Find every line in the records below that holds the word "keladi", and copy each one.

Available data:
----------

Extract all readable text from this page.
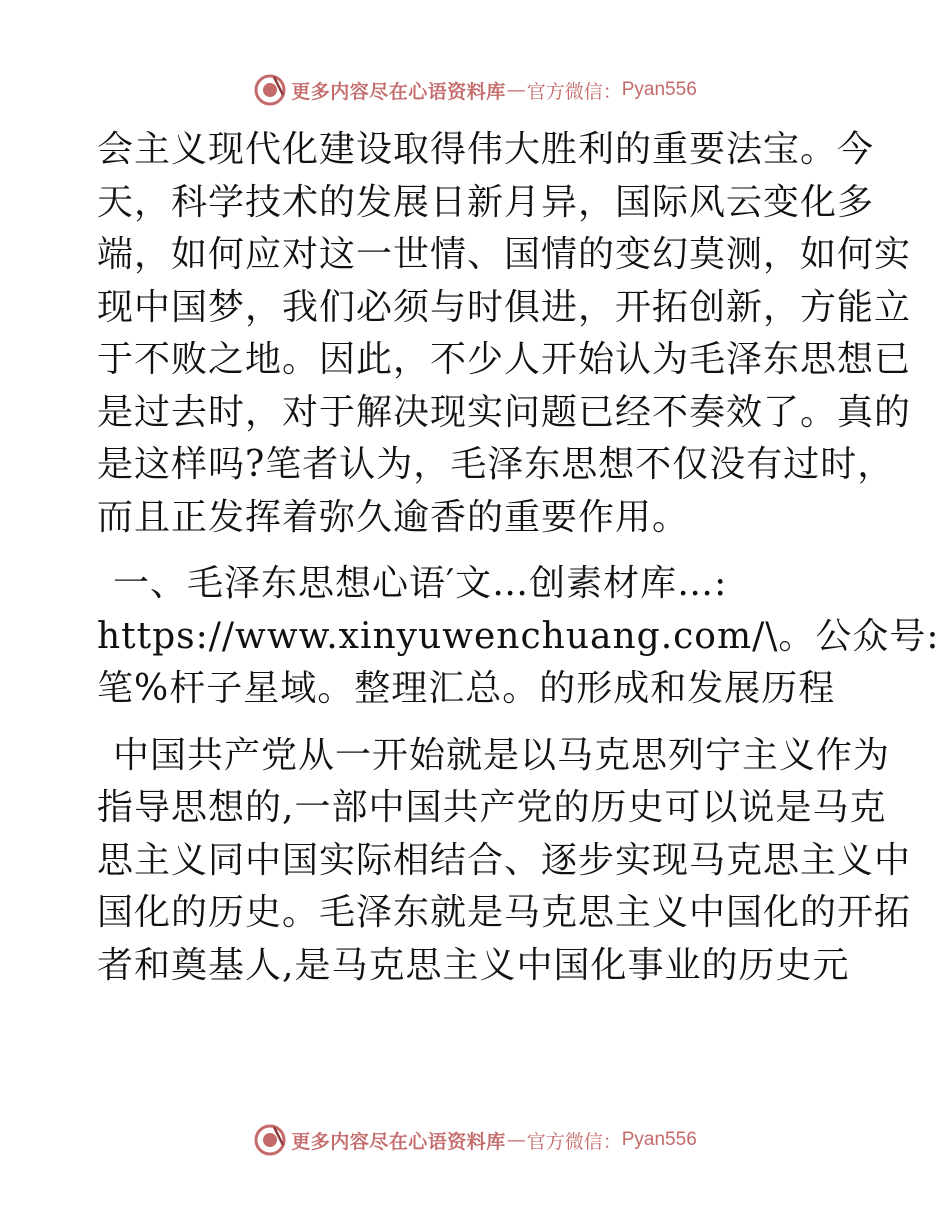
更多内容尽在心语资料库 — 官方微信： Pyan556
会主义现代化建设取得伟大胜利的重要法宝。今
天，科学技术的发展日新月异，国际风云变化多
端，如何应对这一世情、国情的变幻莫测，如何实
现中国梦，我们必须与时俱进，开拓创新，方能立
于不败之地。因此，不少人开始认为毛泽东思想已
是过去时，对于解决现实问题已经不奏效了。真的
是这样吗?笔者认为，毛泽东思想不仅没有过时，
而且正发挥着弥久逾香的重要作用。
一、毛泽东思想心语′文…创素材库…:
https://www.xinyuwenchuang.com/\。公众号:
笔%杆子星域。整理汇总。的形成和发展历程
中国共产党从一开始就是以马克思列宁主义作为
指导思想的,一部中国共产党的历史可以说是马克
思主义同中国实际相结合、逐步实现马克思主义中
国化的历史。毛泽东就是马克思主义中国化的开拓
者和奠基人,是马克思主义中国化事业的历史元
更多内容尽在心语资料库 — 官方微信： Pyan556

----------

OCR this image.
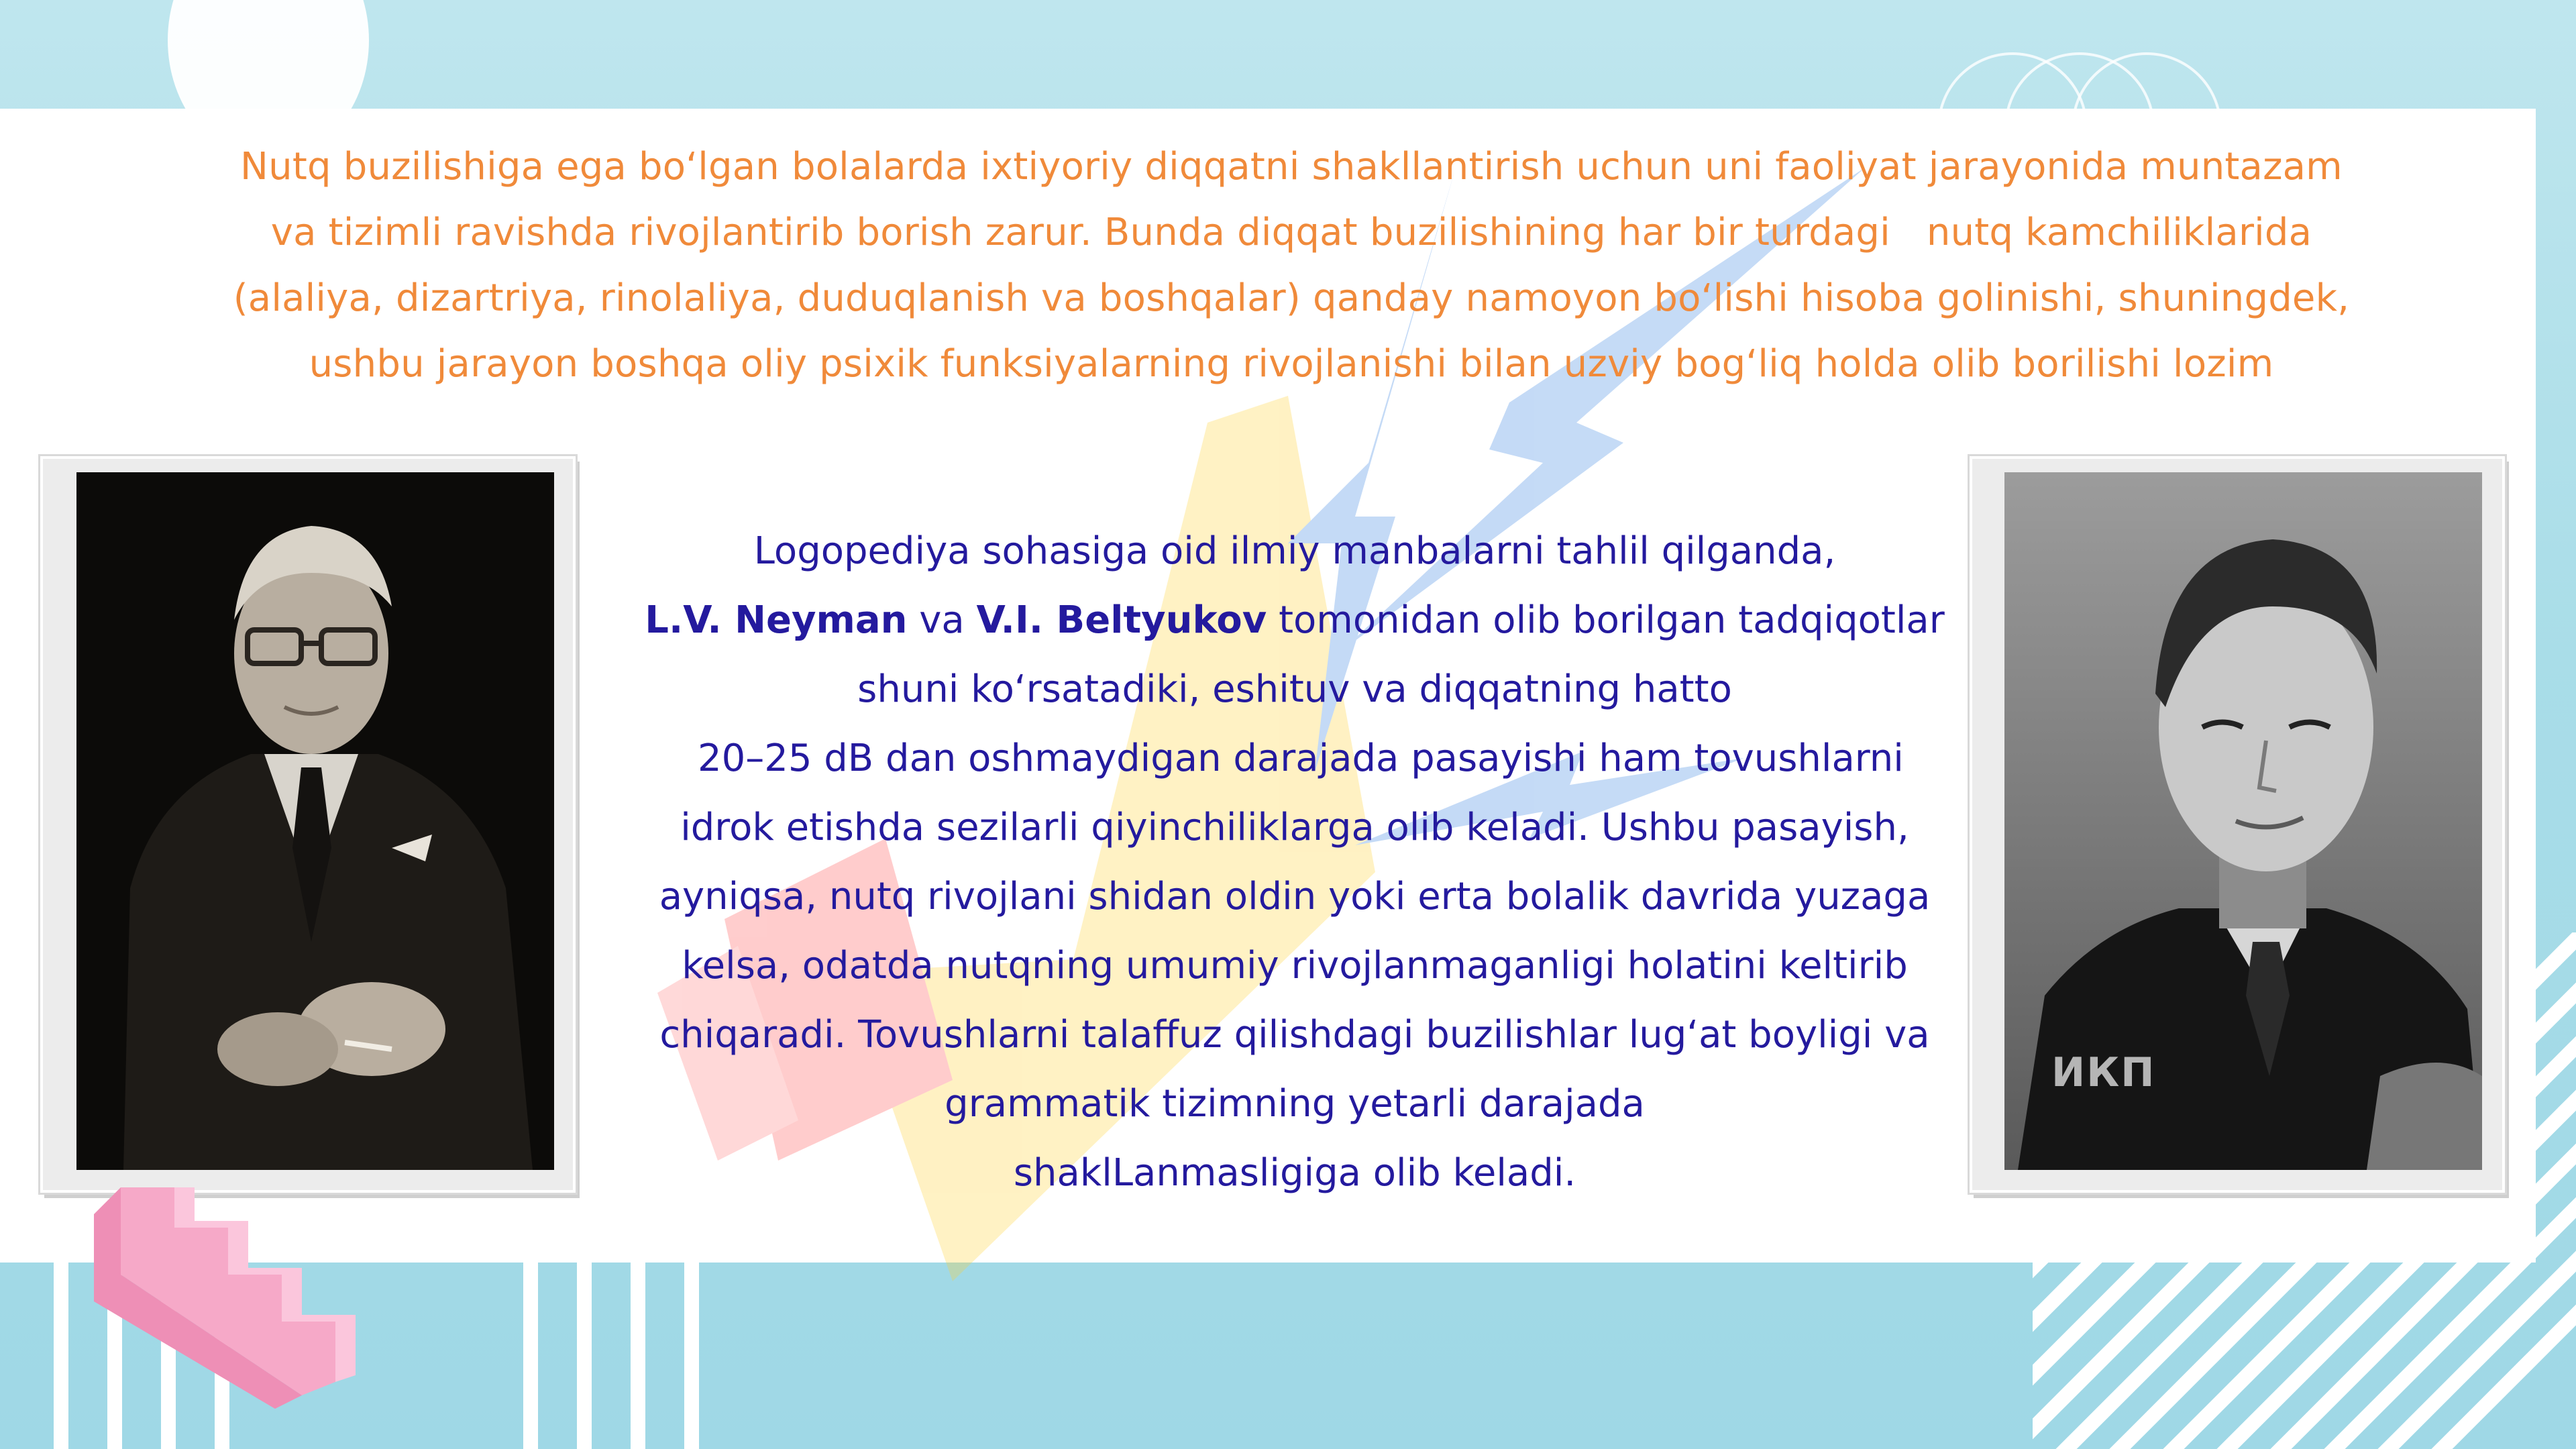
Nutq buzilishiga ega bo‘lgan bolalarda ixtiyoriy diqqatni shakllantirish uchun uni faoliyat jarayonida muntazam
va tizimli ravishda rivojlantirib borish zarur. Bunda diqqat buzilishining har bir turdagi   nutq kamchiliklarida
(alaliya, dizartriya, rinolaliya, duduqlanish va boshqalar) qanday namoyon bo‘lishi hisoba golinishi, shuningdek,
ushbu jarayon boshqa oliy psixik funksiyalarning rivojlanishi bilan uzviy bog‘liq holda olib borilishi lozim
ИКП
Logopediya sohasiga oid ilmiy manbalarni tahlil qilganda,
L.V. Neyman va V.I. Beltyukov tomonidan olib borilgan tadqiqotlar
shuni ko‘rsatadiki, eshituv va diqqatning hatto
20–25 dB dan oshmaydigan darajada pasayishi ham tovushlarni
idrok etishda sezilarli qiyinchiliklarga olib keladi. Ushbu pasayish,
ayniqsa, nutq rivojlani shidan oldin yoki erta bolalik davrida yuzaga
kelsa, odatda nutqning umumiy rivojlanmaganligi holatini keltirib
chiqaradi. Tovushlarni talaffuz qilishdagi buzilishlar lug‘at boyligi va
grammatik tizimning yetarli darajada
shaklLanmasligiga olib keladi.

----------

Expected answer:
idrok etishda sezilarli qiyinchiliklarga olib keladi. Ushbu pasayish,
shaklLanmasligiga olib keladi.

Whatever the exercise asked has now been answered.